Your goal: Search the material for the word "this" and report each line where it turns up.

#### Data for processing

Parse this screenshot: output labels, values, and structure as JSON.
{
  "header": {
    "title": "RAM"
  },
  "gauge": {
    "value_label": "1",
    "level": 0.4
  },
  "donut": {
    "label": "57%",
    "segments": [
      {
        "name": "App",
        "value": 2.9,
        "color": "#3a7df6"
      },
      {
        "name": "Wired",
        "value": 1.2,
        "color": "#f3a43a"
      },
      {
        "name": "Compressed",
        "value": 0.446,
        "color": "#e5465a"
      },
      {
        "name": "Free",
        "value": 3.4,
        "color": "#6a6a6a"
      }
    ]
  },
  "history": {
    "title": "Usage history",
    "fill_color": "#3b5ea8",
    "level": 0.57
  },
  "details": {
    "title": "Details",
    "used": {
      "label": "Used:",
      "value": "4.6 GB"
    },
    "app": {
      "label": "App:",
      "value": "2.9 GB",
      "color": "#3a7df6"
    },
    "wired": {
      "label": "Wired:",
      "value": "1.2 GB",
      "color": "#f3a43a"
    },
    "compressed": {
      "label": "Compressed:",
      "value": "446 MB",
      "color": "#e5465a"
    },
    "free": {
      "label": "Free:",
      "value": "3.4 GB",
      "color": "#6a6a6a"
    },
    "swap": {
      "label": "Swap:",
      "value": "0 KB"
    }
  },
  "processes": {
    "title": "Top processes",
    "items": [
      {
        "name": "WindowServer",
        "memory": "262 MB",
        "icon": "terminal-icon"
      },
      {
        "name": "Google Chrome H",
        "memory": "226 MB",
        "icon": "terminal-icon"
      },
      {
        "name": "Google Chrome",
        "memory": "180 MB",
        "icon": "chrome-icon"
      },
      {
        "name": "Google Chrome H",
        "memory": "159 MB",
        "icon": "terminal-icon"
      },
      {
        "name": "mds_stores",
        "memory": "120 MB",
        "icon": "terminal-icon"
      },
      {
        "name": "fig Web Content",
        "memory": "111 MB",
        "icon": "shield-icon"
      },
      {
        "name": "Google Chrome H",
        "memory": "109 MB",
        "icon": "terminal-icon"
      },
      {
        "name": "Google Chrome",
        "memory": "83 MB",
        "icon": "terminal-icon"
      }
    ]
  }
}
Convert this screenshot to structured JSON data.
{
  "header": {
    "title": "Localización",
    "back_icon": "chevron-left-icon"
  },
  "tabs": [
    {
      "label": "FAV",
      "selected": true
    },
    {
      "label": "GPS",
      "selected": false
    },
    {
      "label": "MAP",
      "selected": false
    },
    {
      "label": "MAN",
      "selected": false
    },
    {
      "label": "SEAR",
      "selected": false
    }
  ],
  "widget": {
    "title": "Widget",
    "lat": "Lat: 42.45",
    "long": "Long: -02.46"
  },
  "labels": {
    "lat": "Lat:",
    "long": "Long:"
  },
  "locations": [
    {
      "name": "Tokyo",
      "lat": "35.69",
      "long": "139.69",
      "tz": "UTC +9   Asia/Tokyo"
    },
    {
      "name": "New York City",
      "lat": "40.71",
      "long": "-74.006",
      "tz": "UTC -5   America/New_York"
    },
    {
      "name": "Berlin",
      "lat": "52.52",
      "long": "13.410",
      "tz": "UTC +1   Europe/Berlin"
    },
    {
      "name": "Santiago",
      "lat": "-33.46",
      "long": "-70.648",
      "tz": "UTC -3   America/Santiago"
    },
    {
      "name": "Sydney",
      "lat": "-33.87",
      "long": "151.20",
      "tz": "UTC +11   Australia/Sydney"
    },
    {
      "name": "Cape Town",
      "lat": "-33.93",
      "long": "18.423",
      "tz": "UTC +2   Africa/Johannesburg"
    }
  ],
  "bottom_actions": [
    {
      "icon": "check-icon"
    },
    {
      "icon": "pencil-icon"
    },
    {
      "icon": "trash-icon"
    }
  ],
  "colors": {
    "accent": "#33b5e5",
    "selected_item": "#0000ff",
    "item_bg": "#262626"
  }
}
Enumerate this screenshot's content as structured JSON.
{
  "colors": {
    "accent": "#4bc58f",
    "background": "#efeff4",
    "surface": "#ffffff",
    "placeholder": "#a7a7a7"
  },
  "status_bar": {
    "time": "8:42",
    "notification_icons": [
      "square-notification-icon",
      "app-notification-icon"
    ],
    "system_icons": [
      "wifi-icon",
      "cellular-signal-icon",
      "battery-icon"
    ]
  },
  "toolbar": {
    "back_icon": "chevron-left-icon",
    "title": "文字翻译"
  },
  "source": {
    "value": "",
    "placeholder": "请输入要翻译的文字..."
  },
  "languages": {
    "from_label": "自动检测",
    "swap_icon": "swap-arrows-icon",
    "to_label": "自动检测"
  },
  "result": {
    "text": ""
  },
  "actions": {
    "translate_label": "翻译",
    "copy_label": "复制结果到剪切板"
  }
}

########

Task output:
Parse this screenshot: output labels, values, and structure as JSON.
Convert this screenshot to structured JSON data.
Enumerate this screenshot's content as structured JSON.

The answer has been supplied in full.